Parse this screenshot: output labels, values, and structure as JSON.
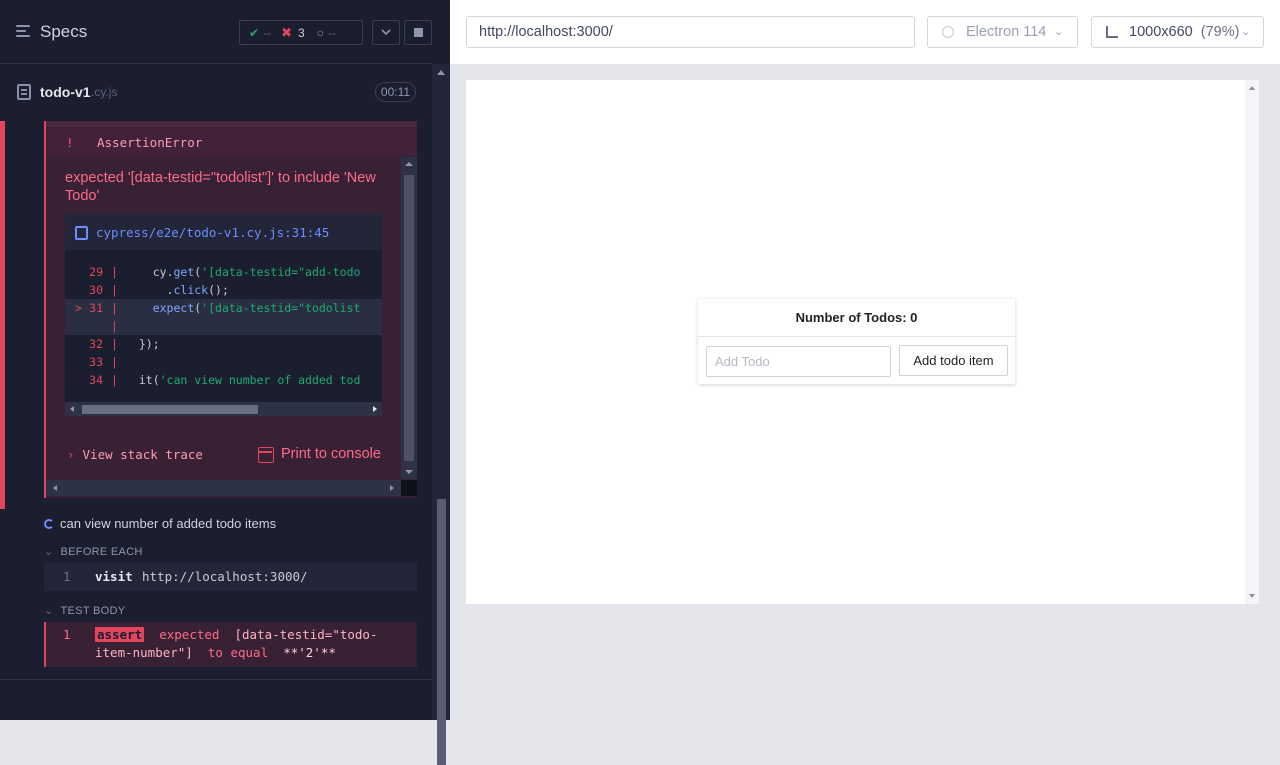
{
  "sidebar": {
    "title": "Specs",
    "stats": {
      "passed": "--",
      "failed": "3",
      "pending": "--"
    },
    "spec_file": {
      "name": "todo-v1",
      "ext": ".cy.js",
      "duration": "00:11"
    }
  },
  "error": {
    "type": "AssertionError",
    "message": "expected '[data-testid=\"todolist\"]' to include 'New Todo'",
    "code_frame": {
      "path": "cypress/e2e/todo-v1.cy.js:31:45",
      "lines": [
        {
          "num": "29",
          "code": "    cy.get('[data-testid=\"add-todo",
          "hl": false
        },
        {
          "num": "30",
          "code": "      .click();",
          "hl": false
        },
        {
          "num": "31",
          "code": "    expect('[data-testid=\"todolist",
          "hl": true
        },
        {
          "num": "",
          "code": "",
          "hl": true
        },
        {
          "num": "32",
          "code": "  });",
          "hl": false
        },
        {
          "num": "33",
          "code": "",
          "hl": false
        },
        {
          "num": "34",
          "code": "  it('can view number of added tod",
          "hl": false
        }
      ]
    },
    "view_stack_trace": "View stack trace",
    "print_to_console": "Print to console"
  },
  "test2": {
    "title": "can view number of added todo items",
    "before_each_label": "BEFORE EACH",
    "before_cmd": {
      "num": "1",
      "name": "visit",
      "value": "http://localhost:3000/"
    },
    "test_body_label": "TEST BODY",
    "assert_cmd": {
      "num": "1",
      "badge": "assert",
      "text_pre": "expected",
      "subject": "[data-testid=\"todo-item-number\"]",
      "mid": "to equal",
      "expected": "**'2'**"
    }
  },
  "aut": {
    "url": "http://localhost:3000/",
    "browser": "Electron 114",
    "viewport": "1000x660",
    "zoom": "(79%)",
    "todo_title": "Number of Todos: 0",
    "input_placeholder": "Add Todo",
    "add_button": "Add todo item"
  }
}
★ ★ ★ ★ ★
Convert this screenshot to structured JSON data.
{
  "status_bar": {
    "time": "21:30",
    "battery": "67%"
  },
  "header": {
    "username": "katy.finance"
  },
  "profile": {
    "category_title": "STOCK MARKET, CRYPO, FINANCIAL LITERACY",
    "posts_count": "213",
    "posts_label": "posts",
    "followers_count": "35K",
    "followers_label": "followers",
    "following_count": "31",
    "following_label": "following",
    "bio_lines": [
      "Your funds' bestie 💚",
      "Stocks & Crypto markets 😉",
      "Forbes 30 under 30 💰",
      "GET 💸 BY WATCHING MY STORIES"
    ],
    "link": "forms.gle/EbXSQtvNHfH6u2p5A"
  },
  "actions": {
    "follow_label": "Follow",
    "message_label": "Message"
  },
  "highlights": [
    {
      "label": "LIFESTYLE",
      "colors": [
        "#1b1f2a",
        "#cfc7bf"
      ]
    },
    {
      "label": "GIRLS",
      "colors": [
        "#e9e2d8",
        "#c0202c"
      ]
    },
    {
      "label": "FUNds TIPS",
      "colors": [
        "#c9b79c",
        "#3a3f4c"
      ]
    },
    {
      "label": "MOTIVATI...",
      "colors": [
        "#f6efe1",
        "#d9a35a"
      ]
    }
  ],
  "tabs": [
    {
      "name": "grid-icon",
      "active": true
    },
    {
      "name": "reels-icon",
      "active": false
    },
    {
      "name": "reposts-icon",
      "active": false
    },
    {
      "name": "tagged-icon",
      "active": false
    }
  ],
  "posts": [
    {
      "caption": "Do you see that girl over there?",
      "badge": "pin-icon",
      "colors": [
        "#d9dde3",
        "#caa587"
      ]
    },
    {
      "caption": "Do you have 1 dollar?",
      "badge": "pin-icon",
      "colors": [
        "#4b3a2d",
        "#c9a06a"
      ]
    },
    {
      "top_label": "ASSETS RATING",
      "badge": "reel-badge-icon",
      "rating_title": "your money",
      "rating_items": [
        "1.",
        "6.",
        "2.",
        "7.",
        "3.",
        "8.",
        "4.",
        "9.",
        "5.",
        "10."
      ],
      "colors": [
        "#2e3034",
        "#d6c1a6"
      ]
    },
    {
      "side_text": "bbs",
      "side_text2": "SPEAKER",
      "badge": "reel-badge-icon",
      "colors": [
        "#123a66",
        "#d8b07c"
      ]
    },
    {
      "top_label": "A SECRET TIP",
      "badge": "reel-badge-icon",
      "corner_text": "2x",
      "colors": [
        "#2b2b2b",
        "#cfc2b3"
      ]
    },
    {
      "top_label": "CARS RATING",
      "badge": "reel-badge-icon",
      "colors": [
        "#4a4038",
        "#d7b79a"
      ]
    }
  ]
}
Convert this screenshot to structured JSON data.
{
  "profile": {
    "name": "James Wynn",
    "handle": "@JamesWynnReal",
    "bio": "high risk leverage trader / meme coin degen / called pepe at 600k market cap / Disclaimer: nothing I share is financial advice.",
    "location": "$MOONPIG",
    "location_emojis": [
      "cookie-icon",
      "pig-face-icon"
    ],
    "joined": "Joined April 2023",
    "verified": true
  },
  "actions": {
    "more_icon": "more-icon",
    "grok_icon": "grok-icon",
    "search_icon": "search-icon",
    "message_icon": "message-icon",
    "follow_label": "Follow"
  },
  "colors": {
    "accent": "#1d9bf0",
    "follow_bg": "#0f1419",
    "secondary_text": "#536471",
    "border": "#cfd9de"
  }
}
★ ★ ★ ★ ★
Directive: Track down the lines that include the word "http" and copy them.

Task response:
      "value": "http://localhost:3000/"
    "url": "http://localhost:3000/",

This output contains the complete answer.